• AIM:
With the pictures omitted, write out the entries that follow exactly as they stand.

• MATERIAL PROVIDED:
^^^^^^^^^^^^^^^^
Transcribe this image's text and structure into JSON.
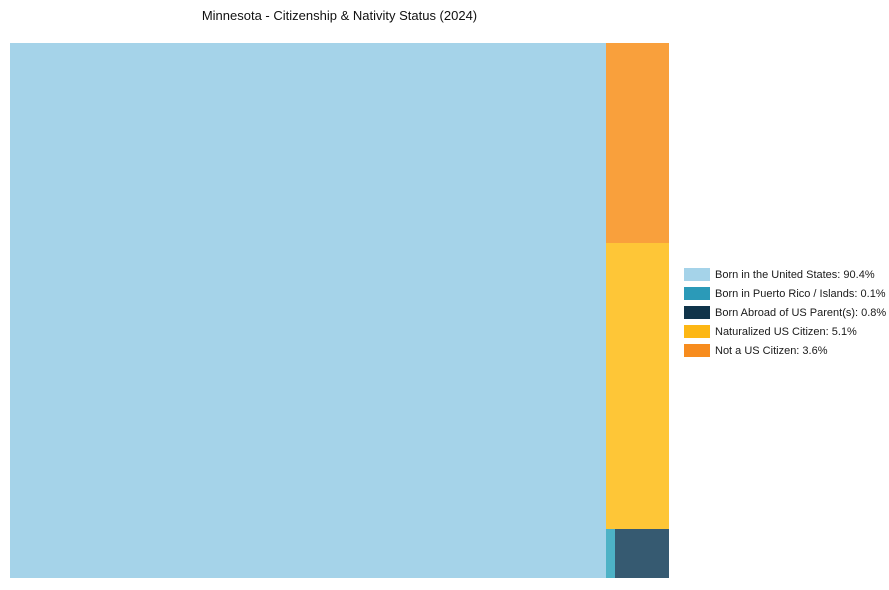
{
  "title": "Minnesota - Citizenship & Nativity Status (2024)",
  "chart_data": {
    "type": "treemap",
    "title": "Minnesota - Citizenship & Nativity Status (2024)",
    "unit": "percent",
    "total": 100,
    "legend_position": "right",
    "series": [
      {
        "label": "Born in the United States",
        "value": 90.4,
        "fill_color": "#a5d3e9",
        "legend_color": "#a5d3e9"
      },
      {
        "label": "Born in Puerto Rico / Islands",
        "value": 0.1,
        "fill_color": "#4db2c6",
        "legend_color": "#2b9ab8"
      },
      {
        "label": "Born Abroad of US Parent(s)",
        "value": 0.8,
        "fill_color": "#365a71",
        "legend_color": "#10344a"
      },
      {
        "label": "Naturalized US Citizen",
        "value": 5.1,
        "fill_color": "#fec637",
        "legend_color": "#fdb714"
      },
      {
        "label": "Not a US Citizen",
        "value": 3.6,
        "fill_color": "#f9a03c",
        "legend_color": "#f78c1e"
      }
    ]
  },
  "legend": {
    "items": [
      {
        "text": "Born in the United States: 90.4%",
        "color": "#a5d3e9"
      },
      {
        "text": "Born in Puerto Rico / Islands: 0.1%",
        "color": "#2b9ab8"
      },
      {
        "text": "Born Abroad of US Parent(s): 0.8%",
        "color": "#10344a"
      },
      {
        "text": "Naturalized US Citizen: 5.1%",
        "color": "#fdb714"
      },
      {
        "text": "Not a US Citizen: 3.6%",
        "color": "#f78c1e"
      }
    ]
  }
}
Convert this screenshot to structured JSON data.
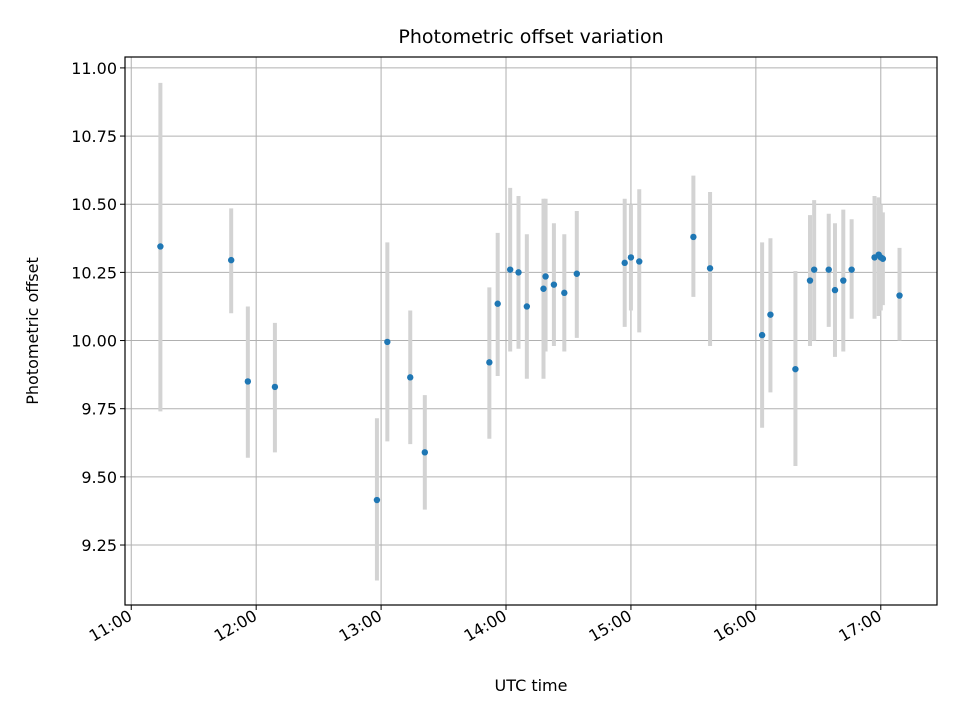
{
  "chart_data": {
    "type": "scatter",
    "title": "Photometric offset variation",
    "xlabel": "UTC time",
    "ylabel": "Photometric offset",
    "x_ticks": [
      "11:00",
      "12:00",
      "13:00",
      "14:00",
      "15:00",
      "16:00",
      "17:00"
    ],
    "y_ticks": [
      "9.25",
      "9.50",
      "9.75",
      "10.00",
      "10.25",
      "10.50",
      "10.75",
      "11.00"
    ],
    "xlim": [
      "10:57",
      "17:27"
    ],
    "ylim": [
      9.03,
      11.04
    ],
    "grid": true,
    "point_color": "#1f77b4",
    "errorbar_color": "#d3d3d3",
    "points": [
      {
        "x": "11:14",
        "y": 10.345,
        "ylow": 9.74,
        "yhigh": 10.945
      },
      {
        "x": "11:48",
        "y": 10.295,
        "ylow": 10.1,
        "yhigh": 10.485
      },
      {
        "x": "11:56",
        "y": 9.85,
        "ylow": 9.57,
        "yhigh": 10.125
      },
      {
        "x": "12:09",
        "y": 9.83,
        "ylow": 9.59,
        "yhigh": 10.065
      },
      {
        "x": "12:58",
        "y": 9.415,
        "ylow": 9.12,
        "yhigh": 9.715
      },
      {
        "x": "13:03",
        "y": 9.995,
        "ylow": 9.63,
        "yhigh": 10.36
      },
      {
        "x": "13:14",
        "y": 9.865,
        "ylow": 9.62,
        "yhigh": 10.11
      },
      {
        "x": "13:21",
        "y": 9.59,
        "ylow": 9.38,
        "yhigh": 9.8
      },
      {
        "x": "13:52",
        "y": 9.92,
        "ylow": 9.64,
        "yhigh": 10.195
      },
      {
        "x": "13:56",
        "y": 10.135,
        "ylow": 9.87,
        "yhigh": 10.395
      },
      {
        "x": "14:02",
        "y": 10.26,
        "ylow": 9.96,
        "yhigh": 10.56
      },
      {
        "x": "14:06",
        "y": 10.25,
        "ylow": 9.97,
        "yhigh": 10.53
      },
      {
        "x": "14:10",
        "y": 10.125,
        "ylow": 9.86,
        "yhigh": 10.39
      },
      {
        "x": "14:18",
        "y": 10.19,
        "ylow": 9.86,
        "yhigh": 10.52
      },
      {
        "x": "14:19",
        "y": 10.235,
        "ylow": 9.96,
        "yhigh": 10.52
      },
      {
        "x": "14:23",
        "y": 10.205,
        "ylow": 9.98,
        "yhigh": 10.43
      },
      {
        "x": "14:28",
        "y": 10.175,
        "ylow": 9.96,
        "yhigh": 10.39
      },
      {
        "x": "14:34",
        "y": 10.245,
        "ylow": 10.01,
        "yhigh": 10.475
      },
      {
        "x": "14:57",
        "y": 10.285,
        "ylow": 10.05,
        "yhigh": 10.52
      },
      {
        "x": "15:00",
        "y": 10.305,
        "ylow": 10.11,
        "yhigh": 10.5
      },
      {
        "x": "15:04",
        "y": 10.29,
        "ylow": 10.03,
        "yhigh": 10.555
      },
      {
        "x": "15:30",
        "y": 10.38,
        "ylow": 10.16,
        "yhigh": 10.605
      },
      {
        "x": "15:38",
        "y": 10.265,
        "ylow": 9.98,
        "yhigh": 10.545
      },
      {
        "x": "16:03",
        "y": 10.02,
        "ylow": 9.68,
        "yhigh": 10.36
      },
      {
        "x": "16:07",
        "y": 10.095,
        "ylow": 9.81,
        "yhigh": 10.375
      },
      {
        "x": "16:19",
        "y": 9.895,
        "ylow": 9.54,
        "yhigh": 10.255
      },
      {
        "x": "16:26",
        "y": 10.22,
        "ylow": 9.98,
        "yhigh": 10.46
      },
      {
        "x": "16:28",
        "y": 10.26,
        "ylow": 10.0,
        "yhigh": 10.515
      },
      {
        "x": "16:35",
        "y": 10.26,
        "ylow": 10.05,
        "yhigh": 10.465
      },
      {
        "x": "16:38",
        "y": 10.185,
        "ylow": 9.94,
        "yhigh": 10.43
      },
      {
        "x": "16:42",
        "y": 10.22,
        "ylow": 9.96,
        "yhigh": 10.48
      },
      {
        "x": "16:46",
        "y": 10.26,
        "ylow": 10.08,
        "yhigh": 10.445
      },
      {
        "x": "16:57",
        "y": 10.305,
        "ylow": 10.08,
        "yhigh": 10.53
      },
      {
        "x": "16:59",
        "y": 10.315,
        "ylow": 10.09,
        "yhigh": 10.525
      },
      {
        "x": "17:00",
        "y": 10.305,
        "ylow": 10.11,
        "yhigh": 10.5
      },
      {
        "x": "17:01",
        "y": 10.3,
        "ylow": 10.13,
        "yhigh": 10.47
      },
      {
        "x": "17:09",
        "y": 10.165,
        "ylow": 10.0,
        "yhigh": 10.34
      }
    ]
  }
}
^^^^^^^^^^^^^^^^
• THE ANSWER:
Transcribe this image's text and structure into JSON.
{
  "title": "Minnesota - Citizenship & Nativity Status (2024)",
  "chart_data": {
    "type": "treemap",
    "title": "Minnesota - Citizenship & Nativity Status (2024)",
    "unit": "percent",
    "total": 100,
    "legend_position": "right",
    "series": [
      {
        "label": "Born in the United States",
        "value": 90.4,
        "fill_color": "#a5d3e9",
        "legend_color": "#a5d3e9"
      },
      {
        "label": "Born in Puerto Rico / Islands",
        "value": 0.1,
        "fill_color": "#4db2c6",
        "legend_color": "#2b9ab8"
      },
      {
        "label": "Born Abroad of US Parent(s)",
        "value": 0.8,
        "fill_color": "#365a71",
        "legend_color": "#10344a"
      },
      {
        "label": "Naturalized US Citizen",
        "value": 5.1,
        "fill_color": "#fec637",
        "legend_color": "#fdb714"
      },
      {
        "label": "Not a US Citizen",
        "value": 3.6,
        "fill_color": "#f9a03c",
        "legend_color": "#f78c1e"
      }
    ]
  },
  "legend": {
    "items": [
      {
        "text": "Born in the United States: 90.4%",
        "color": "#a5d3e9"
      },
      {
        "text": "Born in Puerto Rico / Islands: 0.1%",
        "color": "#2b9ab8"
      },
      {
        "text": "Born Abroad of US Parent(s): 0.8%",
        "color": "#10344a"
      },
      {
        "text": "Naturalized US Citizen: 5.1%",
        "color": "#fdb714"
      },
      {
        "text": "Not a US Citizen: 3.6%",
        "color": "#f78c1e"
      }
    ]
  }
}
Convert this screenshot to structured JSON data.
{
  "chart_data": {
    "type": "scatter",
    "title": "Photometric offset variation",
    "xlabel": "UTC time",
    "ylabel": "Photometric offset",
    "x_ticks": [
      "11:00",
      "12:00",
      "13:00",
      "14:00",
      "15:00",
      "16:00",
      "17:00"
    ],
    "y_ticks": [
      "9.25",
      "9.50",
      "9.75",
      "10.00",
      "10.25",
      "10.50",
      "10.75",
      "11.00"
    ],
    "xlim": [
      "10:57",
      "17:27"
    ],
    "ylim": [
      9.03,
      11.04
    ],
    "grid": true,
    "point_color": "#1f77b4",
    "errorbar_color": "#d3d3d3",
    "points": [
      {
        "x": "11:14",
        "y": 10.345,
        "ylow": 9.74,
        "yhigh": 10.945
      },
      {
        "x": "11:48",
        "y": 10.295,
        "ylow": 10.1,
        "yhigh": 10.485
      },
      {
        "x": "11:56",
        "y": 9.85,
        "ylow": 9.57,
        "yhigh": 10.125
      },
      {
        "x": "12:09",
        "y": 9.83,
        "ylow": 9.59,
        "yhigh": 10.065
      },
      {
        "x": "12:58",
        "y": 9.415,
        "ylow": 9.12,
        "yhigh": 9.715
      },
      {
        "x": "13:03",
        "y": 9.995,
        "ylow": 9.63,
        "yhigh": 10.36
      },
      {
        "x": "13:14",
        "y": 9.865,
        "ylow": 9.62,
        "yhigh": 10.11
      },
      {
        "x": "13:21",
        "y": 9.59,
        "ylow": 9.38,
        "yhigh": 9.8
      },
      {
        "x": "13:52",
        "y": 9.92,
        "ylow": 9.64,
        "yhigh": 10.195
      },
      {
        "x": "13:56",
        "y": 10.135,
        "ylow": 9.87,
        "yhigh": 10.395
      },
      {
        "x": "14:02",
        "y": 10.26,
        "ylow": 9.96,
        "yhigh": 10.56
      },
      {
        "x": "14:06",
        "y": 10.25,
        "ylow": 9.97,
        "yhigh": 10.53
      },
      {
        "x": "14:10",
        "y": 10.125,
        "ylow": 9.86,
        "yhigh": 10.39
      },
      {
        "x": "14:18",
        "y": 10.19,
        "ylow": 9.86,
        "yhigh": 10.52
      },
      {
        "x": "14:19",
        "y": 10.235,
        "ylow": 9.96,
        "yhigh": 10.52
      },
      {
        "x": "14:23",
        "y": 10.205,
        "ylow": 9.98,
        "yhigh": 10.43
      },
      {
        "x": "14:28",
        "y": 10.175,
        "ylow": 9.96,
        "yhigh": 10.39
      },
      {
        "x": "14:34",
        "y": 10.245,
        "ylow": 10.01,
        "yhigh": 10.475
      },
      {
        "x": "14:57",
        "y": 10.285,
        "ylow": 10.05,
        "yhigh": 10.52
      },
      {
        "x": "15:00",
        "y": 10.305,
        "ylow": 10.11,
        "yhigh": 10.5
      },
      {
        "x": "15:04",
        "y": 10.29,
        "ylow": 10.03,
        "yhigh": 10.555
      },
      {
        "x": "15:30",
        "y": 10.38,
        "ylow": 10.16,
        "yhigh": 10.605
      },
      {
        "x": "15:38",
        "y": 10.265,
        "ylow": 9.98,
        "yhigh": 10.545
      },
      {
        "x": "16:03",
        "y": 10.02,
        "ylow": 9.68,
        "yhigh": 10.36
      },
      {
        "x": "16:07",
        "y": 10.095,
        "ylow": 9.81,
        "yhigh": 10.375
      },
      {
        "x": "16:19",
        "y": 9.895,
        "ylow": 9.54,
        "yhigh": 10.255
      },
      {
        "x": "16:26",
        "y": 10.22,
        "ylow": 9.98,
        "yhigh": 10.46
      },
      {
        "x": "16:28",
        "y": 10.26,
        "ylow": 10.0,
        "yhigh": 10.515
      },
      {
        "x": "16:35",
        "y": 10.26,
        "ylow": 10.05,
        "yhigh": 10.465
      },
      {
        "x": "16:38",
        "y": 10.185,
        "ylow": 9.94,
        "yhigh": 10.43
      },
      {
        "x": "16:42",
        "y": 10.22,
        "ylow": 9.96,
        "yhigh": 10.48
      },
      {
        "x": "16:46",
        "y": 10.26,
        "ylow": 10.08,
        "yhigh": 10.445
      },
      {
        "x": "16:57",
        "y": 10.305,
        "ylow": 10.08,
        "yhigh": 10.53
      },
      {
        "x": "16:59",
        "y": 10.315,
        "ylow": 10.09,
        "yhigh": 10.525
      },
      {
        "x": "17:00",
        "y": 10.305,
        "ylow": 10.11,
        "yhigh": 10.5
      },
      {
        "x": "17:01",
        "y": 10.3,
        "ylow": 10.13,
        "yhigh": 10.47
      },
      {
        "x": "17:09",
        "y": 10.165,
        "ylow": 10.0,
        "yhigh": 10.34
      }
    ]
  }
}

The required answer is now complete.